- [WORK INSTRUCTIONS]:
Which lines of the records contain "common"? Collect every one of them.

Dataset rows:
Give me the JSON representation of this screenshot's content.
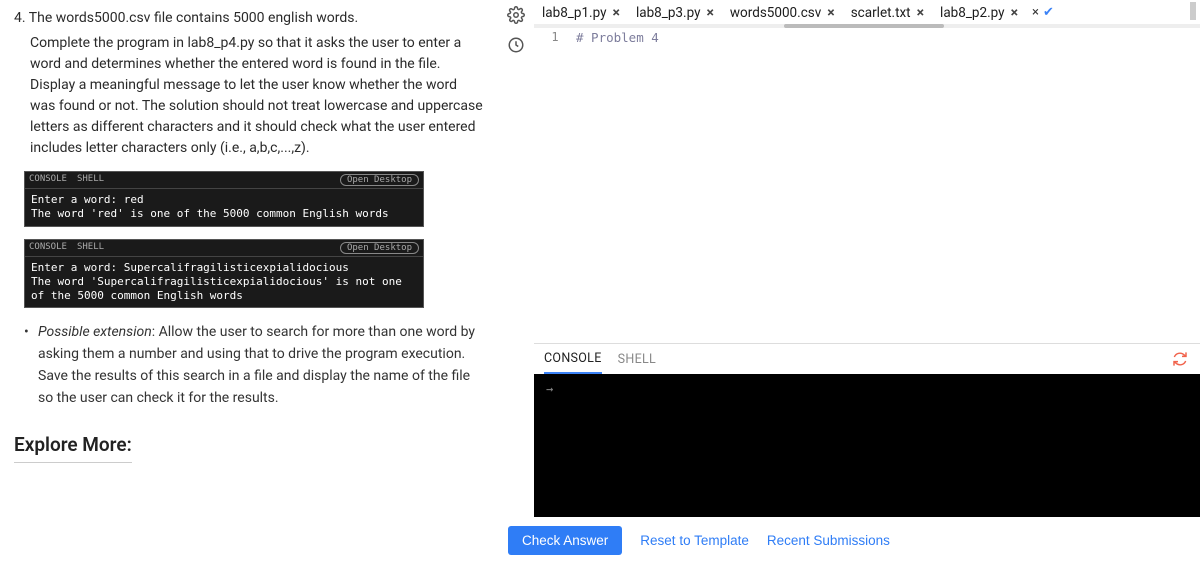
{
  "problem": {
    "number": "4.",
    "first_line": "The words5000.csv file contains 5000 english words.",
    "body": "Complete the program in lab8_p4.py so that it asks the user to enter a word and determines whether the entered word is found in the file. Display a meaningful message to let the user know whether the word was found or not. The solution should not treat lowercase and uppercase letters as different characters and it should check what the user entered includes letter characters only (i.e., a,b,c,...,z)."
  },
  "term1": {
    "open_desktop": "Open Desktop",
    "body": "Enter a word: red\nThe word 'red' is one of the 5000 common English words"
  },
  "term2": {
    "tab_console": "CONSOLE",
    "tab_shell": "SHELL",
    "open_desktop": "Open Desktop",
    "body": "Enter a word: Supercalifragilisticexpialidocious\nThe word 'Supercalifragilisticexpialidocious' is not one of the 5000 common English words"
  },
  "extension": {
    "label": "Possible extension",
    "text": ": Allow the user to search for more than one word by asking them a number and using that to drive the program execution. Save the results of this search in a file and display the name of the file so the user can check it for the results."
  },
  "explore": "Explore More:",
  "tabs": [
    {
      "label": "lab8_p1.py"
    },
    {
      "label": "lab8_p3.py"
    },
    {
      "label": "words5000.csv"
    },
    {
      "label": "scarlet.txt"
    },
    {
      "label": "lab8_p2.py"
    }
  ],
  "tab_close_glyph": "×",
  "editor": {
    "line_num": "1",
    "code": "# Problem 4"
  },
  "console": {
    "tab_console": "CONSOLE",
    "tab_shell": "SHELL",
    "prompt": "→"
  },
  "actions": {
    "check": "Check Answer",
    "reset": "Reset to Template",
    "recent": "Recent Submissions"
  }
}
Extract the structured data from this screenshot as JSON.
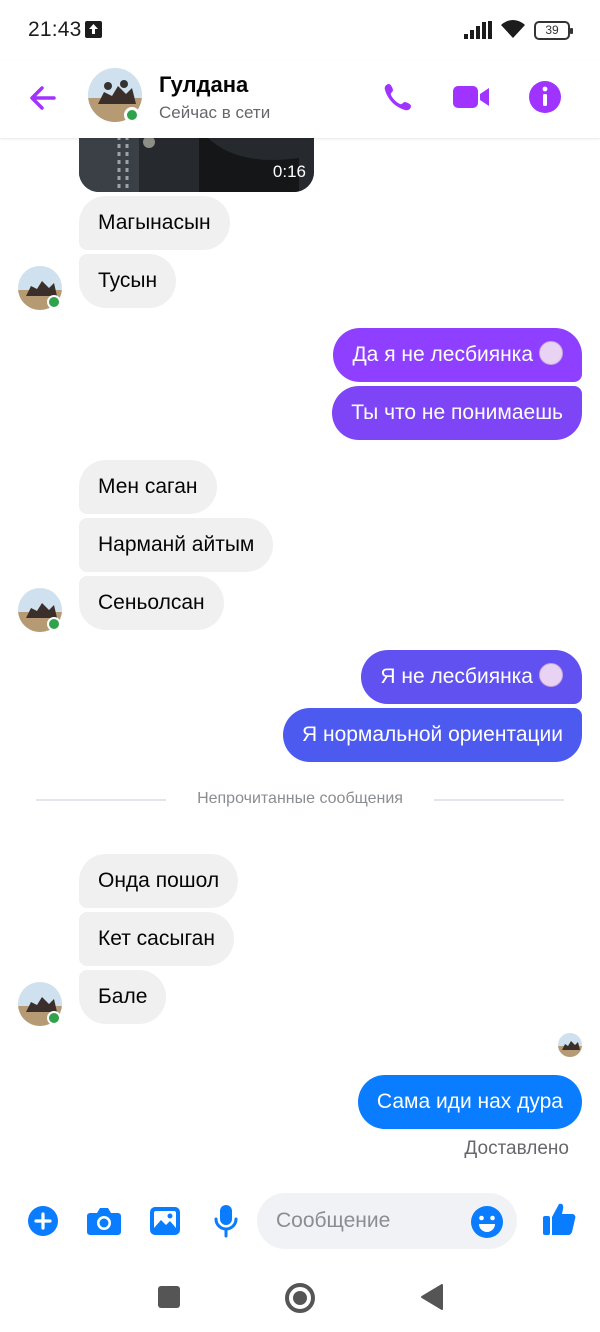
{
  "status_bar": {
    "time": "21:43",
    "battery": "39"
  },
  "header": {
    "contact_name": "Гулдана",
    "contact_status": "Сейчас в сети"
  },
  "video": {
    "duration": "0:16"
  },
  "messages": {
    "m1": "Магынасын",
    "m2": "Тусын",
    "m3": "Да я не лесбиянка",
    "m4": "Ты что не понимаешь",
    "m5": "Мен саган",
    "m6": "Нарманй айтым",
    "m7": "Сеньолсан",
    "m8": "Я не лесбиянка",
    "m9": "Я нормальной ориентации",
    "m10": "Онда пошол",
    "m11": "Кет сасыган",
    "m12": "Бале",
    "m13": "Сама иди нах дура"
  },
  "divider_text": "Непрочитанные сообщения",
  "delivered_text": "Доставлено",
  "composer": {
    "placeholder": "Сообщение"
  },
  "colors": {
    "accent": "#a033ff",
    "blue": "#0a7cff",
    "incoming_bubble": "#f0f0f0",
    "online": "#31a24c"
  },
  "icons": [
    "back-arrow-icon",
    "phone-icon",
    "video-call-icon",
    "info-icon",
    "plus-icon",
    "camera-icon",
    "gallery-icon",
    "microphone-icon",
    "emoji-icon",
    "thumbs-up-icon"
  ]
}
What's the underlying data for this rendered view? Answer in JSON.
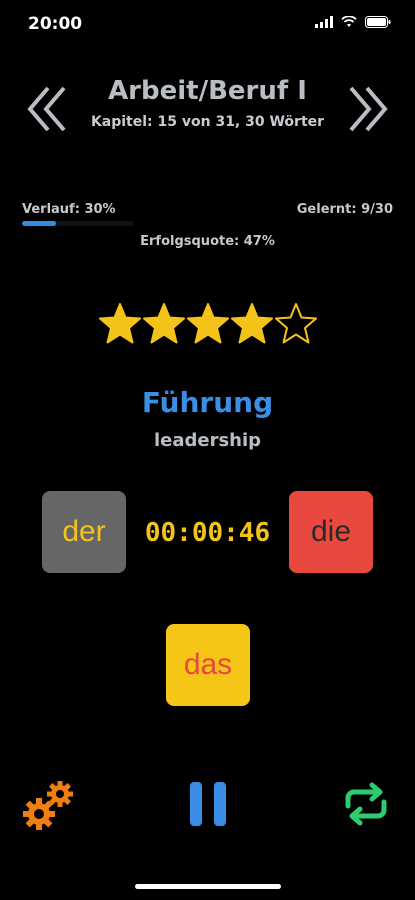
{
  "status_bar": {
    "time": "20:00"
  },
  "header": {
    "title": "Arbeit/Beruf I",
    "subtitle": "Kapitel: 15 von 31, 30 Wörter",
    "prev_icon": "double-chevron-left-icon",
    "next_icon": "double-chevron-right-icon"
  },
  "stats": {
    "progress_label": "Verlauf: 30%",
    "progress_value": 0.3,
    "learned": "Gelernt: 9/30",
    "success_rate": "Erfolgsquote: 47%"
  },
  "rating": {
    "filled": 4,
    "total": 5,
    "color": "#f4c31a"
  },
  "card": {
    "word": "Führung",
    "translation": "leadership"
  },
  "answers": {
    "der": "der",
    "die": "die",
    "das": "das",
    "timer": "00:00:46"
  },
  "toolbar": {
    "settings_icon": "gears-icon",
    "pause_icon": "pause-icon",
    "repeat_icon": "repeat-icon"
  },
  "colors": {
    "accent_blue": "#3a8ee6",
    "yellow": "#f4c31a",
    "red": "#e8483d",
    "green": "#2ecc71",
    "orange": "#f07f12"
  }
}
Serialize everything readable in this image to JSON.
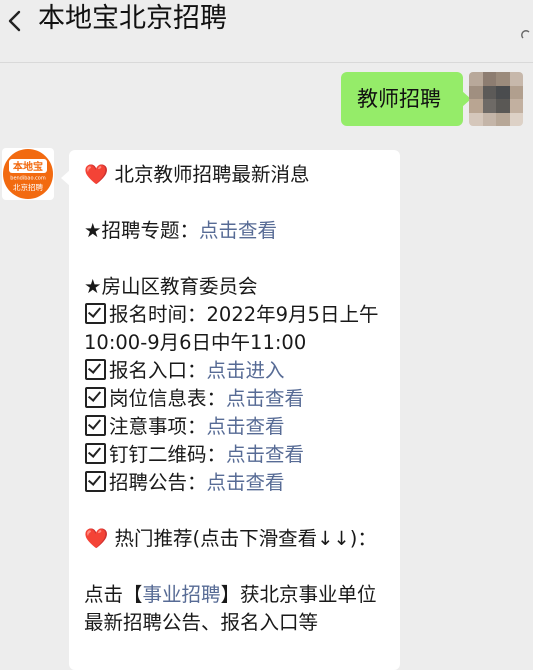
{
  "header": {
    "title": "本地宝北京招聘",
    "back_icon": "chevron-left-icon",
    "more_icon": "more-dots-icon"
  },
  "outgoing": {
    "text": "教师招聘",
    "avatar": "pixelated-avatar"
  },
  "incoming": {
    "avatar": {
      "brand": "本地宝",
      "domain": "bendibao.com",
      "caption": "北京招聘"
    },
    "heading_emoji": "❤️",
    "heading": "北京教师招聘最新消息",
    "topic_label": "★招聘专题：",
    "topic_link": "点击查看",
    "org": "★房山区教育委员会",
    "items": [
      {
        "label": "报名时间：2022年9月5日上午10:00-9月6日中午11:00",
        "link": ""
      },
      {
        "label": "报名入口：",
        "link": "点击进入"
      },
      {
        "label": "岗位信息表：",
        "link": "点击查看"
      },
      {
        "label": "注意事项：",
        "link": "点击查看"
      },
      {
        "label": "钉钉二维码：",
        "link": "点击查看"
      },
      {
        "label": "招聘公告：",
        "link": "点击查看"
      }
    ],
    "hot_emoji": "❤️",
    "hot": "热门推荐(点击下滑查看↓↓)：",
    "footer_prefix": "点击【",
    "footer_link": "事业招聘",
    "footer_suffix": "】获北京事业单位最新招聘公告、报名入口等"
  },
  "colors": {
    "background": "#ededed",
    "outgoing_bubble": "#95ec69",
    "link": "#576b95",
    "heart": "#e0102e",
    "logo_orange": "#f26a10"
  }
}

- [RESPONSE TO THE EXERCISE]:
    "body": "Enter a word: red\nThe word 'red' is one of the 5000 common English words"
    "body": "Enter a word: Supercalifragilisticexpialidocious\nThe word 'Supercalifragilisticexpialidocious' is not one of the 5000 common English words"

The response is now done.